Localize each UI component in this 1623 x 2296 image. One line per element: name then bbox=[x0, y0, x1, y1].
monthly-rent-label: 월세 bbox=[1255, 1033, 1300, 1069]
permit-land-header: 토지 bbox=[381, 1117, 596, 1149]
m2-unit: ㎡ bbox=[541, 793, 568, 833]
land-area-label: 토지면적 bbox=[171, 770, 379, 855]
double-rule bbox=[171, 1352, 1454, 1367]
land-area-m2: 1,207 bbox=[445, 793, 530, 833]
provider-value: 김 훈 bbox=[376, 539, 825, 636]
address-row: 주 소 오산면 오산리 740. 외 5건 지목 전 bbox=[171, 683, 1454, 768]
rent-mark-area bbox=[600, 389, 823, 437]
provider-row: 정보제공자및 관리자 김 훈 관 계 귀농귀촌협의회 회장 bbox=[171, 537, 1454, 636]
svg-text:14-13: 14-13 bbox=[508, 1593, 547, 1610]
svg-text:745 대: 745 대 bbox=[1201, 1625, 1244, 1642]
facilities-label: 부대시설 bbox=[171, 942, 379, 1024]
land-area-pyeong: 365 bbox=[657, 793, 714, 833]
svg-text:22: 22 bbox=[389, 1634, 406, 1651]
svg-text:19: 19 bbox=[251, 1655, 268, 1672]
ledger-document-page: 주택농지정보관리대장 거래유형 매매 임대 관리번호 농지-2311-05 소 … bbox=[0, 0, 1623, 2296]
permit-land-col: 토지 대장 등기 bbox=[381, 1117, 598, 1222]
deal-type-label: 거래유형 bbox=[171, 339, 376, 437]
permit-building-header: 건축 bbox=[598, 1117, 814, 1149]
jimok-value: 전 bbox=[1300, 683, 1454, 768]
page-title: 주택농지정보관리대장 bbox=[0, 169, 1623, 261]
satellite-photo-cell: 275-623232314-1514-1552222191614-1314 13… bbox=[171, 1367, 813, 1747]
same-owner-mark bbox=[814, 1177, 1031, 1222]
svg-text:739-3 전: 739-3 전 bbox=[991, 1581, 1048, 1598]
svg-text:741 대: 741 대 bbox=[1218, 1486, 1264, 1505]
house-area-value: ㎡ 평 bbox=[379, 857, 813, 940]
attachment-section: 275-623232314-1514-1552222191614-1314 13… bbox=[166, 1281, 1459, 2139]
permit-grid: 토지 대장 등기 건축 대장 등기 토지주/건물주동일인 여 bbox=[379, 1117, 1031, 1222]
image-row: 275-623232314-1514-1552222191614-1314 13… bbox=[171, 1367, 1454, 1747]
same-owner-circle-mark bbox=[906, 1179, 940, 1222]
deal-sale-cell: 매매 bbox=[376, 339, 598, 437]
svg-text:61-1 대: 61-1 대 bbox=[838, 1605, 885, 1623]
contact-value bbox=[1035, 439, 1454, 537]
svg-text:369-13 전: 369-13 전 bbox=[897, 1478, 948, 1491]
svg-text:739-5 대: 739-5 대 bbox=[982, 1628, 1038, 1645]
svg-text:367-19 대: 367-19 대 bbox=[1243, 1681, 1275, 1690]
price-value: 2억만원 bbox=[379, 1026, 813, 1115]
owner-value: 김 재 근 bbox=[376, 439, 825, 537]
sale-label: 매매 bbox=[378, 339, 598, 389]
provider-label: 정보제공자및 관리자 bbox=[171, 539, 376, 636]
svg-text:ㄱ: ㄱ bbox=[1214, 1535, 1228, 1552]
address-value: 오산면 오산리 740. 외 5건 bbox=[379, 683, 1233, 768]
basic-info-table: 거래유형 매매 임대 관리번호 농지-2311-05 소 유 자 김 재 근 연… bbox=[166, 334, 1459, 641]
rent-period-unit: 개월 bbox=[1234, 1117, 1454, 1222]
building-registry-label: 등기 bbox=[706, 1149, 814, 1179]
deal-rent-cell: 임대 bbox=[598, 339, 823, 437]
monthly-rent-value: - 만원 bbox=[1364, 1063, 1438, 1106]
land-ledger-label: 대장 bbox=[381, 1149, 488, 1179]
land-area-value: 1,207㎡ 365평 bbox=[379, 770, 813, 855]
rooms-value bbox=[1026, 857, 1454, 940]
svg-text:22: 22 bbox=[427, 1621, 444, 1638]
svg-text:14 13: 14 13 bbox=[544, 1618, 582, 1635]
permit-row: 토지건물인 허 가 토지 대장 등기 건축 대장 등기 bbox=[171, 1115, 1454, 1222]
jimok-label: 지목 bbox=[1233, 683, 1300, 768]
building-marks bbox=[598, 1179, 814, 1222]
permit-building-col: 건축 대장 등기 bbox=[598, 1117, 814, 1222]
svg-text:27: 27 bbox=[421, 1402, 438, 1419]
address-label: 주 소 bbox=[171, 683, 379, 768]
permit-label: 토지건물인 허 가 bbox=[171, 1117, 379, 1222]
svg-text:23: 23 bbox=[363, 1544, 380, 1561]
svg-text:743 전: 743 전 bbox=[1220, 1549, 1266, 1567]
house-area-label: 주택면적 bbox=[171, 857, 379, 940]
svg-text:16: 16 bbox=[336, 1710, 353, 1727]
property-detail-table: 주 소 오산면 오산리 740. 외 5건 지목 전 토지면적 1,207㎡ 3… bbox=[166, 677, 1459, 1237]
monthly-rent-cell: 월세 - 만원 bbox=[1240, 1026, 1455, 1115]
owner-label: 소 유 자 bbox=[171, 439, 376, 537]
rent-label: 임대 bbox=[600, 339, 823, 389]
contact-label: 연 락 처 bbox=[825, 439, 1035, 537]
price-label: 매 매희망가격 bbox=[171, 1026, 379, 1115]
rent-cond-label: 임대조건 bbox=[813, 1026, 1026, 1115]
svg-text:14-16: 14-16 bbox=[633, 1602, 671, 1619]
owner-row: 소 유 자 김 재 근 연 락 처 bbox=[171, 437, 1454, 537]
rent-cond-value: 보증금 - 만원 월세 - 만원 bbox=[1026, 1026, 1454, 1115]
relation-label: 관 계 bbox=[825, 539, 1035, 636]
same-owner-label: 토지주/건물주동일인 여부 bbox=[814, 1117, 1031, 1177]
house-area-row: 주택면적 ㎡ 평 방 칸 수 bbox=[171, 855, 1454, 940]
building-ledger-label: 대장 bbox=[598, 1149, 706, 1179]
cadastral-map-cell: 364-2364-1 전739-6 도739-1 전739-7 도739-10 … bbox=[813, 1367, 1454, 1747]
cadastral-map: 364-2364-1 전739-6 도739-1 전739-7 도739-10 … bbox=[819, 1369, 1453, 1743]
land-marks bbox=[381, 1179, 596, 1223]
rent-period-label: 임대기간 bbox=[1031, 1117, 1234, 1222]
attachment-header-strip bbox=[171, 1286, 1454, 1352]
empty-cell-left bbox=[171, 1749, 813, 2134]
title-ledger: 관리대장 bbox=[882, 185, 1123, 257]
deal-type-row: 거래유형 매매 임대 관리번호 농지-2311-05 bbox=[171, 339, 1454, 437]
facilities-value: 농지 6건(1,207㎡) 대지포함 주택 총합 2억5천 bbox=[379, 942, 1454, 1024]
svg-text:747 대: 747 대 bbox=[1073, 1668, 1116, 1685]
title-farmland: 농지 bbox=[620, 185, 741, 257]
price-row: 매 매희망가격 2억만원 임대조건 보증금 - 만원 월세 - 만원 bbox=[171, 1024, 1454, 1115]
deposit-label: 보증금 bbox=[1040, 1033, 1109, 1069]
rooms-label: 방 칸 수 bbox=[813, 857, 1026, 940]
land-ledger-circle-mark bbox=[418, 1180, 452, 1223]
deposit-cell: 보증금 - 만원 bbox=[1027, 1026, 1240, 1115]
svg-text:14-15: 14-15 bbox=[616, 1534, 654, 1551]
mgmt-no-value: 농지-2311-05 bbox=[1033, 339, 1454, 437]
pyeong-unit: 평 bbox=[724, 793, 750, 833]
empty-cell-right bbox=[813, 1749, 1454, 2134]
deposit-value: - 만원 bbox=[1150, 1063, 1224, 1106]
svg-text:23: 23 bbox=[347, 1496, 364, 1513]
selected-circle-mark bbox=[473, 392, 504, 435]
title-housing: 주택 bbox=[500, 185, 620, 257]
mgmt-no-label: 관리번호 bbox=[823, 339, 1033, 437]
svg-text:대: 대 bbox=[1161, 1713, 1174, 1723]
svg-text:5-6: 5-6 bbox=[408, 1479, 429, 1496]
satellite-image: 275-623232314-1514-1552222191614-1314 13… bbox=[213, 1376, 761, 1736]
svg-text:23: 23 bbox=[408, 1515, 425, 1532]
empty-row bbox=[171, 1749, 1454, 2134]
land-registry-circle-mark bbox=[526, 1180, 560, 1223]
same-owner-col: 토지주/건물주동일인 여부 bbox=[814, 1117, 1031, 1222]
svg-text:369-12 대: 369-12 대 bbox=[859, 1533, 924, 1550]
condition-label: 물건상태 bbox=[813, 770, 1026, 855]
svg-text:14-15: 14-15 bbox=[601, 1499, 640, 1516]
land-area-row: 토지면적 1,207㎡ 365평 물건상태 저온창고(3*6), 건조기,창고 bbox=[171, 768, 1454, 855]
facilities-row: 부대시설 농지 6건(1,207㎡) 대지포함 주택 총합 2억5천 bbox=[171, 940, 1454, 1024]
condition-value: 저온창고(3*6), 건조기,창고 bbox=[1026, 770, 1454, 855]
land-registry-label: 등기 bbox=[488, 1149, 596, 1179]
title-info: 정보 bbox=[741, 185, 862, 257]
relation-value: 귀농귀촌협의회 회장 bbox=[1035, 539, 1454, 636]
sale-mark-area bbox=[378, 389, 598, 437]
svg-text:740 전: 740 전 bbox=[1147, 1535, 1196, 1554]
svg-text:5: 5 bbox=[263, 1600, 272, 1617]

= = = = =

TASK TO CARRY OUT » Rewrite the lines from the first one through the line containing "m2-unit: ㎡ bbox=[541, 793, 568, 833]", inclusive, as a Markdown table with the columns Row and Line, leaving out any blank lines.

SOLUTION TO THIS PROBLEM »
| Row | Line |
|---|---|
| 1 | Localize each UI component in this 1623 x 2296 image. One line per element: name then bbox=[x0, y0, x1, y1]. |
| 2 | monthly-rent-label: 월세 bbox=[1255, 1033, 1300, 1069] |
| 3 | permit-land-header: 토지 bbox=[381, 1117, 596, 1149] |
| 4 | m2-unit: ㎡ bbox=[541, 793, 568, 833] |